What the exercise asks
Switch every "sort-icon" in the records to "sort-arrow", and reproduce all the records with nothing else changed. Leave the pictures out of the answer.

━━━━━ Data for this exercise ━━━━━

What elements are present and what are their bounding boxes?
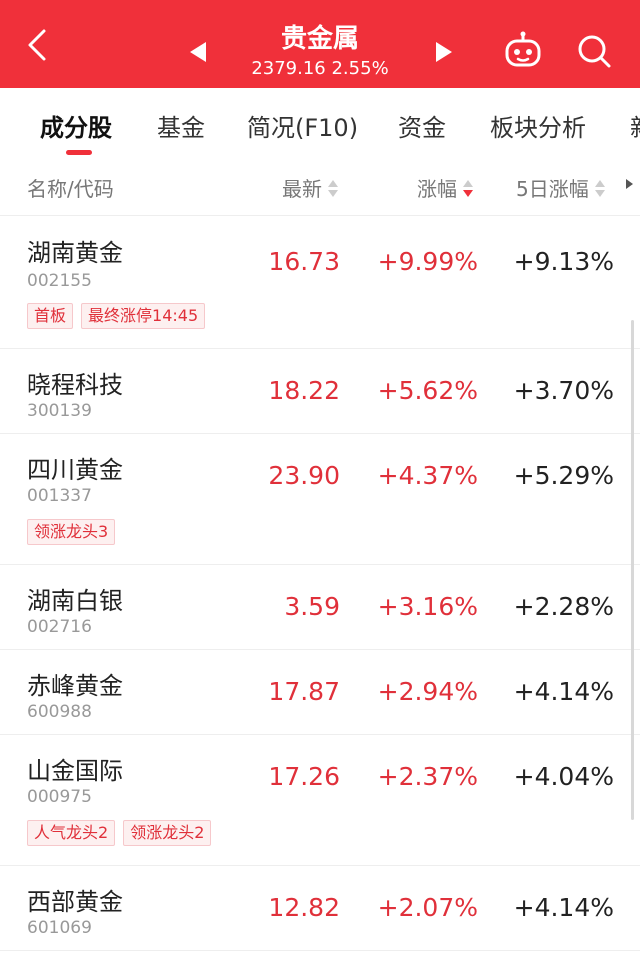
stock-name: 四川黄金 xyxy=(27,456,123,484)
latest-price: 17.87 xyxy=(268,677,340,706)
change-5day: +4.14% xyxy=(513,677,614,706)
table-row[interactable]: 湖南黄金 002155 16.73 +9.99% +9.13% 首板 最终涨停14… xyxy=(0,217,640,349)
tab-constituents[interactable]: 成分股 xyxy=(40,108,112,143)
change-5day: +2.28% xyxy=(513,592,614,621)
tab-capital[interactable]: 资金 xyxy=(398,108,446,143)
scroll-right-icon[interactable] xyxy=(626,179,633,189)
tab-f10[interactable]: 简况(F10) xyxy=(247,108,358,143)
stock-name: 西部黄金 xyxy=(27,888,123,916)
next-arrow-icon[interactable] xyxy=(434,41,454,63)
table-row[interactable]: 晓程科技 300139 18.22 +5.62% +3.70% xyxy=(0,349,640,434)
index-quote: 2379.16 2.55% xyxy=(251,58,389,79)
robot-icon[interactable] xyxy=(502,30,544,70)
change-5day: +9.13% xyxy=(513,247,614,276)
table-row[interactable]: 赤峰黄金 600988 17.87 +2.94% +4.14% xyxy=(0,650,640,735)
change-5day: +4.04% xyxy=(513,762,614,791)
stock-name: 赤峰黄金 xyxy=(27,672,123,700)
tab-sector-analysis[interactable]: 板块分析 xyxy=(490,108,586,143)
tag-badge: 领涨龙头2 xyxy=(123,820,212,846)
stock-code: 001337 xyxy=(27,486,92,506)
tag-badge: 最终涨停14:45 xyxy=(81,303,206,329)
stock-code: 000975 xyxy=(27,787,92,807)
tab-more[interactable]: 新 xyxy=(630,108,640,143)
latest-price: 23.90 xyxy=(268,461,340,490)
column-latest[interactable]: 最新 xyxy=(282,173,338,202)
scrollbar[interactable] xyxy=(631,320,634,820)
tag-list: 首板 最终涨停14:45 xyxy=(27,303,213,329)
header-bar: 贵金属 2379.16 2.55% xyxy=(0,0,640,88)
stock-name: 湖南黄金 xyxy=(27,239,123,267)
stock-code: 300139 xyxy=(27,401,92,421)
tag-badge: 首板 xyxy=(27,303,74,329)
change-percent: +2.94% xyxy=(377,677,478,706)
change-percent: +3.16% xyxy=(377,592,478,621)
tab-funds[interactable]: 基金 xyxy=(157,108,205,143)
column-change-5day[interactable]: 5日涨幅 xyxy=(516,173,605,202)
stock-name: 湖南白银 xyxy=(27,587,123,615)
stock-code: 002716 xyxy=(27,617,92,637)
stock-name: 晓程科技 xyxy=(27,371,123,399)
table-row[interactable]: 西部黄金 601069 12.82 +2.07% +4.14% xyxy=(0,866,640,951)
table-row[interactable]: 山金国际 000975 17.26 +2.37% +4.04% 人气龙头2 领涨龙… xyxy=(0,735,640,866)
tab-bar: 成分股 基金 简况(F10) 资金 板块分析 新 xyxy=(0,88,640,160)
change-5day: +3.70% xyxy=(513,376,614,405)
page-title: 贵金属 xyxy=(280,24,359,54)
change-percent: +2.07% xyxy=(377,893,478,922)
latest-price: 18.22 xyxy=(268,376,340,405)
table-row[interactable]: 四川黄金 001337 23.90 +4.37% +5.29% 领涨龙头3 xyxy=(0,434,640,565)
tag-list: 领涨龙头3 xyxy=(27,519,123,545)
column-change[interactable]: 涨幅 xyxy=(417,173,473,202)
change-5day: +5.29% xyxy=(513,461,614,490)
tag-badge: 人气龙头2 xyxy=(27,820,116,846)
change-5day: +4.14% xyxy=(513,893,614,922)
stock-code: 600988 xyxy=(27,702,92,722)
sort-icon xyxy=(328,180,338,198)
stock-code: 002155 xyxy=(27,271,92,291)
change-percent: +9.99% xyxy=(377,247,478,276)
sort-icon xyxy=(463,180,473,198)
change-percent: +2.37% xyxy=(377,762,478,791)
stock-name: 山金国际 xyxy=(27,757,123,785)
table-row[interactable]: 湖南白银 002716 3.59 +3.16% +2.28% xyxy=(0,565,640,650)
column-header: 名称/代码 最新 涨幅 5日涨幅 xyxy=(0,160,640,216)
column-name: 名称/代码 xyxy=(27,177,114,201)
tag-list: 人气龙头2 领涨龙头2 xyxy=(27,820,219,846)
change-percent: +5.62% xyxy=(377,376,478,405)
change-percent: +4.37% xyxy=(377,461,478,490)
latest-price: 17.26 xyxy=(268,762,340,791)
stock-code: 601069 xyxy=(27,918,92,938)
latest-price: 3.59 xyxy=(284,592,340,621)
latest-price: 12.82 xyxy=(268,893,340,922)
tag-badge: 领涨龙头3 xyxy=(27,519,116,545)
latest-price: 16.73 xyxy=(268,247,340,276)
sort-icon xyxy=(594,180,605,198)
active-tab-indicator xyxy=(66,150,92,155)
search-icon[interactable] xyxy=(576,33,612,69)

━━━━━

Solution to the problem
What elements are present and what are their bounding boxes?
stock-name: 四川黄金 xyxy=(27,456,123,484)
latest-price: 17.87 xyxy=(268,677,340,706)
change-5day: +4.14% xyxy=(513,677,614,706)
table-row[interactable]: 湖南黄金 002155 16.73 +9.99% +9.13% 首板 最终涨停14… xyxy=(0,217,640,349)
tab-constituents[interactable]: 成分股 xyxy=(40,108,112,143)
change-5day: +2.28% xyxy=(513,592,614,621)
tab-capital[interactable]: 资金 xyxy=(398,108,446,143)
scroll-right-icon[interactable] xyxy=(626,179,633,189)
tab-f10[interactable]: 简况(F10) xyxy=(247,108,358,143)
stock-name: 西部黄金 xyxy=(27,888,123,916)
next-arrow-icon[interactable] xyxy=(434,41,454,63)
table-row[interactable]: 晓程科技 300139 18.22 +5.62% +3.70% xyxy=(0,349,640,434)
index-quote: 2379.16 2.55% xyxy=(251,58,389,79)
robot-icon[interactable] xyxy=(502,30,544,70)
change-5day: +9.13% xyxy=(513,247,614,276)
table-row[interactable]: 赤峰黄金 600988 17.87 +2.94% +4.14% xyxy=(0,650,640,735)
change-5day: +4.04% xyxy=(513,762,614,791)
stock-name: 赤峰黄金 xyxy=(27,672,123,700)
tab-sector-analysis[interactable]: 板块分析 xyxy=(490,108,586,143)
tag-badge: 领涨龙头2 xyxy=(123,820,212,846)
stock-code: 001337 xyxy=(27,486,92,506)
tag-badge: 最终涨停14:45 xyxy=(81,303,206,329)
stock-code: 000975 xyxy=(27,787,92,807)
tab-more[interactable]: 新 xyxy=(630,108,640,143)
latest-price: 23.90 xyxy=(268,461,340,490)
column-latest[interactable]: 最新 xyxy=(282,173,338,202)
scrollbar[interactable] xyxy=(631,320,634,820)
tag-list: 首板 最终涨停14:45 xyxy=(27,303,213,329)
header-bar: 贵金属 2379.16 2.55% xyxy=(0,0,640,88)
stock-name: 湖南黄金 xyxy=(27,239,123,267)
stock-code: 300139 xyxy=(27,401,92,421)
tag-badge: 首板 xyxy=(27,303,74,329)
change-percent: +2.94% xyxy=(377,677,478,706)
change-percent: +3.16% xyxy=(377,592,478,621)
tab-funds[interactable]: 基金 xyxy=(157,108,205,143)
column-change-5day[interactable]: 5日涨幅 xyxy=(516,173,605,202)
stock-name: 湖南白银 xyxy=(27,587,123,615)
stock-code: 002716 xyxy=(27,617,92,637)
stock-name: 晓程科技 xyxy=(27,371,123,399)
table-row[interactable]: 西部黄金 601069 12.82 +2.07% +4.14% xyxy=(0,866,640,951)
table-row[interactable]: 山金国际 000975 17.26 +2.37% +4.04% 人气龙头2 领涨龙… xyxy=(0,735,640,866)
tab-bar: 成分股 基金 简况(F10) 资金 板块分析 新 xyxy=(0,88,640,160)
change-5day: +3.70% xyxy=(513,376,614,405)
page-title: 贵金属 xyxy=(280,24,359,54)
change-percent: +2.07% xyxy=(377,893,478,922)
latest-price: 18.22 xyxy=(268,376,340,405)
table-row[interactable]: 四川黄金 001337 23.90 +4.37% +5.29% 领涨龙头3 xyxy=(0,434,640,565)
tag-list: 领涨龙头3 xyxy=(27,519,123,545)
column-change[interactable]: 涨幅 xyxy=(417,173,473,202)
change-5day: +5.29% xyxy=(513,461,614,490)
tag-badge: 人气龙头2 xyxy=(27,820,116,846)
change-5day: +4.14% xyxy=(513,893,614,922)
stock-code: 600988 xyxy=(27,702,92,722)
sort-arrow xyxy=(328,180,338,198)
stock-code: 002155 xyxy=(27,271,92,291)
change-percent: +9.99% xyxy=(377,247,478,276)
sort-arrow xyxy=(463,180,473,198)
change-percent: +2.37% xyxy=(377,762,478,791)
stock-name: 山金国际 xyxy=(27,757,123,785)
table-row[interactable]: 湖南白银 002716 3.59 +3.16% +2.28% xyxy=(0,565,640,650)
column-header: 名称/代码 最新 涨幅 5日涨幅 xyxy=(0,160,640,216)
column-name: 名称/代码 xyxy=(27,177,114,201)
tag-list: 人气龙头2 领涨龙头2 xyxy=(27,820,219,846)
change-percent: +5.62% xyxy=(377,376,478,405)
change-percent: +4.37% xyxy=(377,461,478,490)
latest-price: 17.26 xyxy=(268,762,340,791)
stock-code: 601069 xyxy=(27,918,92,938)
latest-price: 3.59 xyxy=(284,592,340,621)
latest-price: 12.82 xyxy=(268,893,340,922)
tag-badge: 领涨龙头3 xyxy=(27,519,116,545)
latest-price: 16.73 xyxy=(268,247,340,276)
sort-arrow xyxy=(594,180,605,198)
active-tab-indicator xyxy=(66,150,92,155)
search-icon[interactable] xyxy=(576,33,612,69)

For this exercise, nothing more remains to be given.